### DATASET ENTRIES

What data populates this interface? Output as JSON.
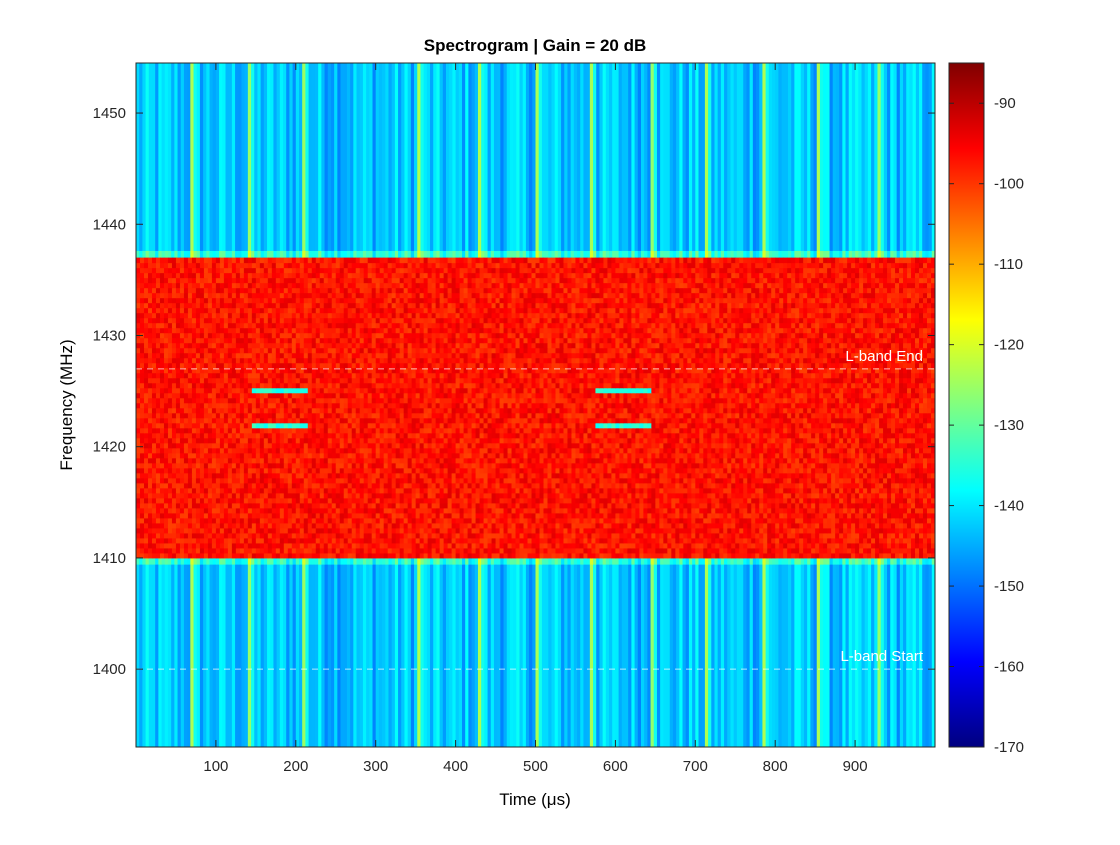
{
  "chart_data": {
    "type": "heatmap",
    "title": "Spectrogram | Gain = 20 dB",
    "xlabel": "Time (μs)",
    "ylabel": "Frequency (MHz)",
    "xlim": [
      0,
      1000
    ],
    "ylim": [
      1393,
      1454.5
    ],
    "x_ticks": [
      100,
      200,
      300,
      400,
      500,
      600,
      700,
      800,
      900
    ],
    "y_ticks": [
      1400,
      1410,
      1420,
      1430,
      1440,
      1450
    ],
    "colormap": "jet",
    "colorbar": {
      "range": [
        -170,
        -85
      ],
      "ticks": [
        -90,
        -100,
        -110,
        -120,
        -130,
        -140,
        -150,
        -160,
        -170
      ]
    },
    "regions": {
      "band": {
        "y": [
          1410,
          1437
        ],
        "level_dB": -97
      },
      "background_level_dB": -143
    },
    "burst_columns_us": [
      70,
      143,
      210,
      355,
      428,
      500,
      570,
      645,
      715,
      785,
      855,
      928
    ],
    "signal_bursts": [
      {
        "t": [
          145,
          210
        ],
        "f": 1425,
        "level_dB": -138
      },
      {
        "t": [
          145,
          210
        ],
        "f": 1422,
        "level_dB": -138
      },
      {
        "t": [
          575,
          640
        ],
        "f": 1425,
        "level_dB": -138
      },
      {
        "t": [
          575,
          640
        ],
        "f": 1422,
        "level_dB": -138
      }
    ],
    "annotations": [
      {
        "text": "L-band End",
        "y": 1427
      },
      {
        "text": "L-band Start",
        "y": 1400
      }
    ],
    "grid": false
  }
}
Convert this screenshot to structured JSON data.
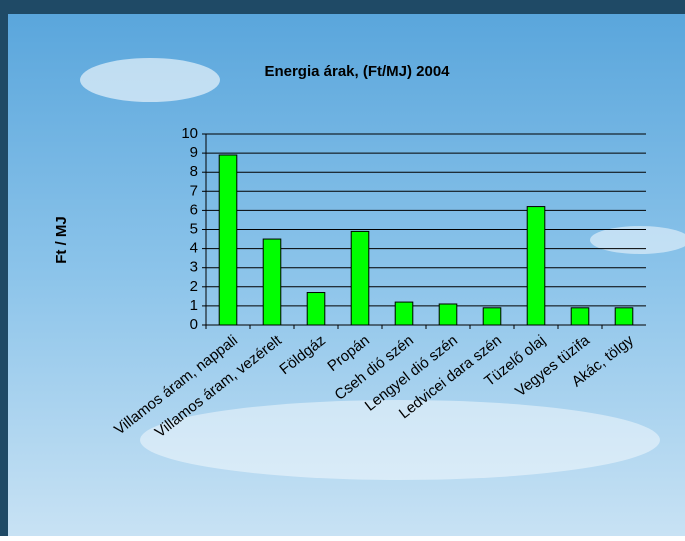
{
  "chart_data": {
    "type": "bar",
    "title": "Energia árak, (Ft/MJ) 2004",
    "y_label": "Ft / MJ",
    "categories": [
      "Villamos áram, nappali",
      "Villamos áram, vezérelt",
      "Földgáz",
      "Propán",
      "Cseh dió szén",
      "Lengyel dió szén",
      "Ledvicei dara szén",
      "Tüzelő olaj",
      "Vegyes tüzifa",
      "Akác, tölgy"
    ],
    "values": [
      8.9,
      4.5,
      1.7,
      4.9,
      1.2,
      1.1,
      0.9,
      6.2,
      0.9,
      0.9
    ],
    "color": "#00ff00",
    "ylim": [
      0,
      10
    ],
    "yticks": [
      0,
      1,
      2,
      3,
      4,
      5,
      6,
      7,
      8,
      9,
      10
    ],
    "grid": true
  }
}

### EXERCISE DETAILS
Locate all lines that include the word "áram" and copy them out.

### WRITTEN ANSWER
      "Villamos áram, nappali",
      "Villamos áram, vezérelt",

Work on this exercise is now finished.